■ What is required
Write out all the material exactly. Leave nothing out.

§ §

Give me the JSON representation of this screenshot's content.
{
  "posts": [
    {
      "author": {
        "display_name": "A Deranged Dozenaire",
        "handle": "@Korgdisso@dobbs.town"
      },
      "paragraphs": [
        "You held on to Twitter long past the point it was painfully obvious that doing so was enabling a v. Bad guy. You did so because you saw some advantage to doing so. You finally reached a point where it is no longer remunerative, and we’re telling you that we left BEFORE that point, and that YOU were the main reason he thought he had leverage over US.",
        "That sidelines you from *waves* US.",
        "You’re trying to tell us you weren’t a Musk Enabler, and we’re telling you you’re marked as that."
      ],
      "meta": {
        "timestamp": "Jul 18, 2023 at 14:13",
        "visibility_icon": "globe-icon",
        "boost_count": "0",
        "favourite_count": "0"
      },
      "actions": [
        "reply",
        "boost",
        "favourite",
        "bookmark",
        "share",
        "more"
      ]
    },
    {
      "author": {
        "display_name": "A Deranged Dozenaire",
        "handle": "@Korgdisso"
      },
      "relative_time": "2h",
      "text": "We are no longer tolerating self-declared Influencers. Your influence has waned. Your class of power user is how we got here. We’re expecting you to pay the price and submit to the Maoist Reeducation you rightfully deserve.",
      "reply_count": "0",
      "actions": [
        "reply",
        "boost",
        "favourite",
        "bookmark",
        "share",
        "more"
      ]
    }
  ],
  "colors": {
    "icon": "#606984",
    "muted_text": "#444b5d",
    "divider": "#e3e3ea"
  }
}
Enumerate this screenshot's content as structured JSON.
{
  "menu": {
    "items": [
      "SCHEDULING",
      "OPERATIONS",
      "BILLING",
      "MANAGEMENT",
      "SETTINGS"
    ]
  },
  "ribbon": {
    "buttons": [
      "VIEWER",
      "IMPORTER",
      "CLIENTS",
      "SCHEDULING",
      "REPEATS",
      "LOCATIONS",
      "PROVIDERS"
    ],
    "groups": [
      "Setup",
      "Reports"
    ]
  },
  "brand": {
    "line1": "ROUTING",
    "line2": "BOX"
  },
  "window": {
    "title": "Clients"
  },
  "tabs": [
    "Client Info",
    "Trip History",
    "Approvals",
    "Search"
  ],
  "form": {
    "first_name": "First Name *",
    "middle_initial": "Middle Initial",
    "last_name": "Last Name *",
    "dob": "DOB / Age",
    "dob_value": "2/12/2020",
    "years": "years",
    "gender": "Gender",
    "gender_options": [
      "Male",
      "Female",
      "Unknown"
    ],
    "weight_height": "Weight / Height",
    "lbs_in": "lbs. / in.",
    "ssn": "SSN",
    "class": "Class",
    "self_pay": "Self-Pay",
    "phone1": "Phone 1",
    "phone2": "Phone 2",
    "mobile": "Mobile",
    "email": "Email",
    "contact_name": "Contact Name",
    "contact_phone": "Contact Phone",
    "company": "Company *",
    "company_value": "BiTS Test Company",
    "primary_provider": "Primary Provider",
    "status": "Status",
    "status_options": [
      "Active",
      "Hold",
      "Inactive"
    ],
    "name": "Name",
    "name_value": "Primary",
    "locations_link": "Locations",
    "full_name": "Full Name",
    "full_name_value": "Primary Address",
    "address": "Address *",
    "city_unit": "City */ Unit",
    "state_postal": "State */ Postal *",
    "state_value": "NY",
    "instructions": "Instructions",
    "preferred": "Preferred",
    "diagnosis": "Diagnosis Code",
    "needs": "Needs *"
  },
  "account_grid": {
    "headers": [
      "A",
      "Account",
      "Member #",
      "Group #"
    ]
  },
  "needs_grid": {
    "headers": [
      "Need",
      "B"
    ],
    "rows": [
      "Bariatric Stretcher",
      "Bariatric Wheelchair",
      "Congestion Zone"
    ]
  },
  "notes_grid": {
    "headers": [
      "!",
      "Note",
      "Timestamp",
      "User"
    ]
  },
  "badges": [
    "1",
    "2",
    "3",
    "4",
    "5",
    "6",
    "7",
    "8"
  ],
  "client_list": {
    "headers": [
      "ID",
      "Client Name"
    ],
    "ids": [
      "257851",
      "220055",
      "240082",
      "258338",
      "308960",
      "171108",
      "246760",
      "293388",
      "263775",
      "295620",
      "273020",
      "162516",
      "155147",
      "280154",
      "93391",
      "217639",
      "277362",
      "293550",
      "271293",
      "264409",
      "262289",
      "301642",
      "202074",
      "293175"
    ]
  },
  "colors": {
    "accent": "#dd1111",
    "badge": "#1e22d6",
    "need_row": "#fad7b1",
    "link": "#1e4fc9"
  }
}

§ §

■ Written answer
Give me the JSON representation of this screenshot's content.
{
  "posts": [
    {
      "author": {
        "display_name": "A Deranged Dozenaire",
        "handle": "@Korgdisso@dobbs.town"
      },
      "paragraphs": [
        "You held on to Twitter long past the point it was painfully obvious that doing so was enabling a v. Bad guy. You did so because you saw some advantage to doing so. You finally reached a point where it is no longer remunerative, and we’re telling you that we left BEFORE that point, and that YOU were the main reason he thought he had leverage over US.",
        "That sidelines you from *waves* US.",
        "You’re trying to tell us you weren’t a Musk Enabler, and we’re telling you you’re marked as that."
      ],
      "meta": {
        "timestamp": "Jul 18, 2023 at 14:13",
        "visibility_icon": "globe-icon",
        "boost_count": "0",
        "favourite_count": "0"
      },
      "actions": [
        "reply",
        "boost",
        "favourite",
        "bookmark",
        "share",
        "more"
      ]
    },
    {
      "author": {
        "display_name": "A Deranged Dozenaire",
        "handle": "@Korgdisso"
      },
      "relative_time": "2h",
      "text": "We are no longer tolerating self-declared Influencers. Your influence has waned. Your class of power user is how we got here. We’re expecting you to pay the price and submit to the Maoist Reeducation you rightfully deserve.",
      "reply_count": "0",
      "actions": [
        "reply",
        "boost",
        "favourite",
        "bookmark",
        "share",
        "more"
      ]
    }
  ],
  "colors": {
    "icon": "#606984",
    "muted_text": "#444b5d",
    "divider": "#e3e3ea"
  }
}
Enumerate this screenshot's content as structured JSON.
{
  "menu": {
    "items": [
      "SCHEDULING",
      "OPERATIONS",
      "BILLING",
      "MANAGEMENT",
      "SETTINGS"
    ]
  },
  "ribbon": {
    "buttons": [
      "VIEWER",
      "IMPORTER",
      "CLIENTS",
      "SCHEDULING",
      "REPEATS",
      "LOCATIONS",
      "PROVIDERS"
    ],
    "groups": [
      "Setup",
      "Reports"
    ]
  },
  "brand": {
    "line1": "ROUTING",
    "line2": "BOX"
  },
  "window": {
    "title": "Clients"
  },
  "tabs": [
    "Client Info",
    "Trip History",
    "Approvals",
    "Search"
  ],
  "form": {
    "first_name": "First Name *",
    "middle_initial": "Middle Initial",
    "last_name": "Last Name *",
    "dob": "DOB / Age",
    "dob_value": "2/12/2020",
    "years": "years",
    "gender": "Gender",
    "gender_options": [
      "Male",
      "Female",
      "Unknown"
    ],
    "weight_height": "Weight / Height",
    "lbs_in": "lbs. / in.",
    "ssn": "SSN",
    "class": "Class",
    "self_pay": "Self-Pay",
    "phone1": "Phone 1",
    "phone2": "Phone 2",
    "mobile": "Mobile",
    "email": "Email",
    "contact_name": "Contact Name",
    "contact_phone": "Contact Phone",
    "company": "Company *",
    "company_value": "BiTS Test Company",
    "primary_provider": "Primary Provider",
    "status": "Status",
    "status_options": [
      "Active",
      "Hold",
      "Inactive"
    ],
    "name": "Name",
    "name_value": "Primary",
    "locations_link": "Locations",
    "full_name": "Full Name",
    "full_name_value": "Primary Address",
    "address": "Address *",
    "city_unit": "City */ Unit",
    "state_postal": "State */ Postal *",
    "state_value": "NY",
    "instructions": "Instructions",
    "preferred": "Preferred",
    "diagnosis": "Diagnosis Code",
    "needs": "Needs *"
  },
  "account_grid": {
    "headers": [
      "A",
      "Account",
      "Member #",
      "Group #"
    ]
  },
  "needs_grid": {
    "headers": [
      "Need",
      "B"
    ],
    "rows": [
      "Bariatric Stretcher",
      "Bariatric Wheelchair",
      "Congestion Zone"
    ]
  },
  "notes_grid": {
    "headers": [
      "!",
      "Note",
      "Timestamp",
      "User"
    ]
  },
  "badges": [
    "1",
    "2",
    "3",
    "4",
    "5",
    "6",
    "7",
    "8"
  ],
  "client_list": {
    "headers": [
      "ID",
      "Client Name"
    ],
    "ids": [
      "257851",
      "220055",
      "240082",
      "258338",
      "308960",
      "171108",
      "246760",
      "293388",
      "263775",
      "295620",
      "273020",
      "162516",
      "155147",
      "280154",
      "93391",
      "217639",
      "277362",
      "293550",
      "271293",
      "264409",
      "262289",
      "301642",
      "202074",
      "293175"
    ]
  },
  "colors": {
    "accent": "#dd1111",
    "badge": "#1e22d6",
    "need_row": "#fad7b1",
    "link": "#1e4fc9"
  }
}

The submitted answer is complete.